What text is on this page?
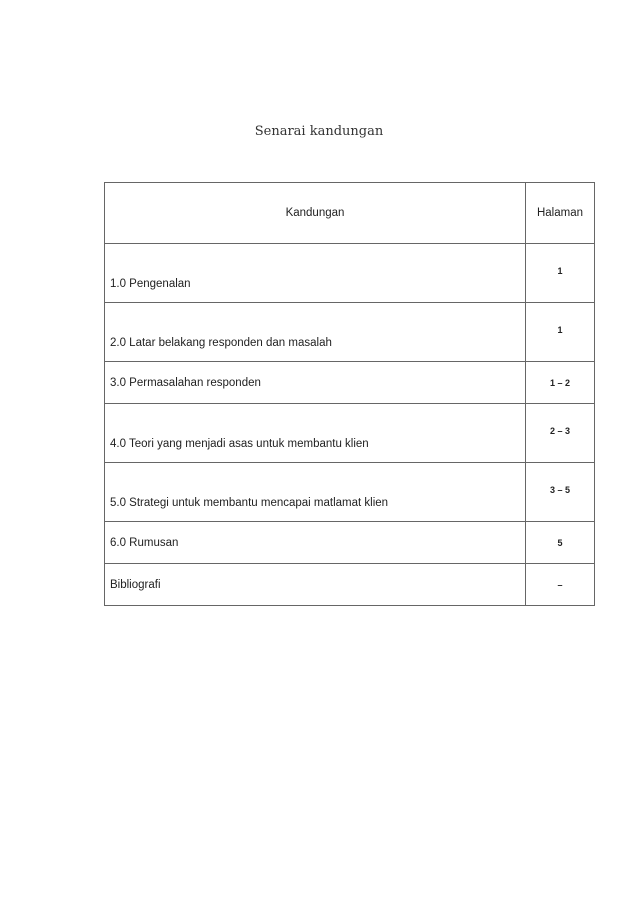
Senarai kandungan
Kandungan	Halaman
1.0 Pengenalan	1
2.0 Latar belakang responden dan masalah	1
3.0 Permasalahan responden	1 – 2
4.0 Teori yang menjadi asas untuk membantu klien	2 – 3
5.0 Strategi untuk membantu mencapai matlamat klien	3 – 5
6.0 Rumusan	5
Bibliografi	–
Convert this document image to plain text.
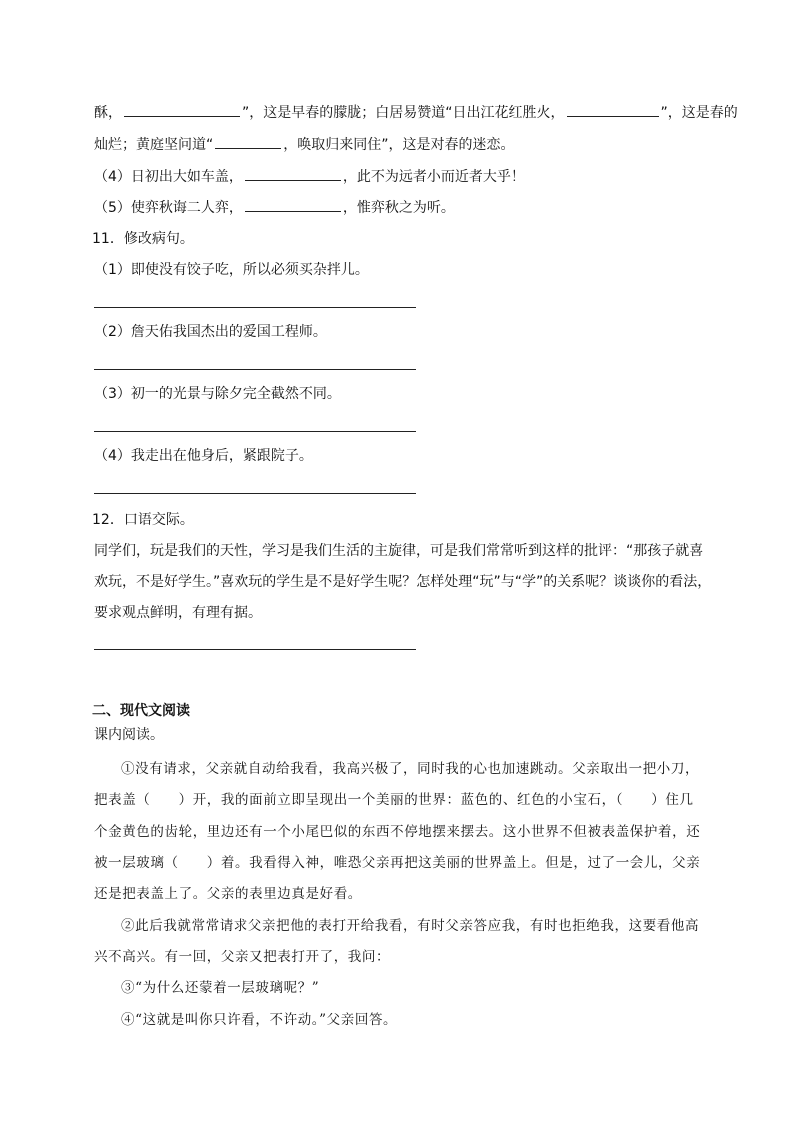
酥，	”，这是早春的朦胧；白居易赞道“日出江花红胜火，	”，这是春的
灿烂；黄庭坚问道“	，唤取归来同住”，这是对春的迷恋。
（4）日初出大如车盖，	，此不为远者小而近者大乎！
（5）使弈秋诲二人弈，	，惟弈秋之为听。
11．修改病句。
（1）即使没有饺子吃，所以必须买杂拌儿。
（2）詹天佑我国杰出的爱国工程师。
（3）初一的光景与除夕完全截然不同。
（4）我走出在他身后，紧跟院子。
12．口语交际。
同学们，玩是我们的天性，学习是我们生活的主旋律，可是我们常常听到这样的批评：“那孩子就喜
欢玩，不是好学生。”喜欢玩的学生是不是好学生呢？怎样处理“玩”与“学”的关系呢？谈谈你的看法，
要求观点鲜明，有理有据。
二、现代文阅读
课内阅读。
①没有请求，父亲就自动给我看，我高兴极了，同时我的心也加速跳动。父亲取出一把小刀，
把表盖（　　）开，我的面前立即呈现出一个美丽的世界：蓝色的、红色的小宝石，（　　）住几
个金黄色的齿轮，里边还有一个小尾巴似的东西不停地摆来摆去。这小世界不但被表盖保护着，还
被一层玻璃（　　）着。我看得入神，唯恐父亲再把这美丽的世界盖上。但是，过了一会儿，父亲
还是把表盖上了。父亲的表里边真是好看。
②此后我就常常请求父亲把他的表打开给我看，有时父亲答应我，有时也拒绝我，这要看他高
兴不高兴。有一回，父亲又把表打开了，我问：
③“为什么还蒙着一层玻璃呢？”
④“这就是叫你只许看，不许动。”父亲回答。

* [Required task]
Make an exact copy of the data above, pictures excluded.

* [Full solution]
What text is on this page?
Senarai kandungan
Kandungan	Halaman
1.0 Pengenalan	1
2.0 Latar belakang responden dan masalah	1
3.0 Permasalahan responden	1 – 2
4.0 Teori yang menjadi asas untuk membantu klien	2 – 3
5.0 Strategi untuk membantu mencapai matlamat klien	3 – 5
6.0 Rumusan	5
Bibliografi	–
Convert this document image to plain text.
酥，	”，这是早春的朦胧；白居易赞道“日出江花红胜火，	”，这是春的
灿烂；黄庭坚问道“	，唤取归来同住”，这是对春的迷恋。
（4）日初出大如车盖，	，此不为远者小而近者大乎！
（5）使弈秋诲二人弈，	，惟弈秋之为听。
11．修改病句。
（1）即使没有饺子吃，所以必须买杂拌儿。
（2）詹天佑我国杰出的爱国工程师。
（3）初一的光景与除夕完全截然不同。
（4）我走出在他身后，紧跟院子。
12．口语交际。
同学们，玩是我们的天性，学习是我们生活的主旋律，可是我们常常听到这样的批评：“那孩子就喜
欢玩，不是好学生。”喜欢玩的学生是不是好学生呢？怎样处理“玩”与“学”的关系呢？谈谈你的看法，
要求观点鲜明，有理有据。
二、现代文阅读
课内阅读。
①没有请求，父亲就自动给我看，我高兴极了，同时我的心也加速跳动。父亲取出一把小刀，
把表盖（　　）开，我的面前立即呈现出一个美丽的世界：蓝色的、红色的小宝石，（　　）住几
个金黄色的齿轮，里边还有一个小尾巴似的东西不停地摆来摆去。这小世界不但被表盖保护着，还
被一层玻璃（　　）着。我看得入神，唯恐父亲再把这美丽的世界盖上。但是，过了一会儿，父亲
还是把表盖上了。父亲的表里边真是好看。
②此后我就常常请求父亲把他的表打开给我看，有时父亲答应我，有时也拒绝我，这要看他高
兴不高兴。有一回，父亲又把表打开了，我问：
③“为什么还蒙着一层玻璃呢？”
④“这就是叫你只许看，不许动。”父亲回答。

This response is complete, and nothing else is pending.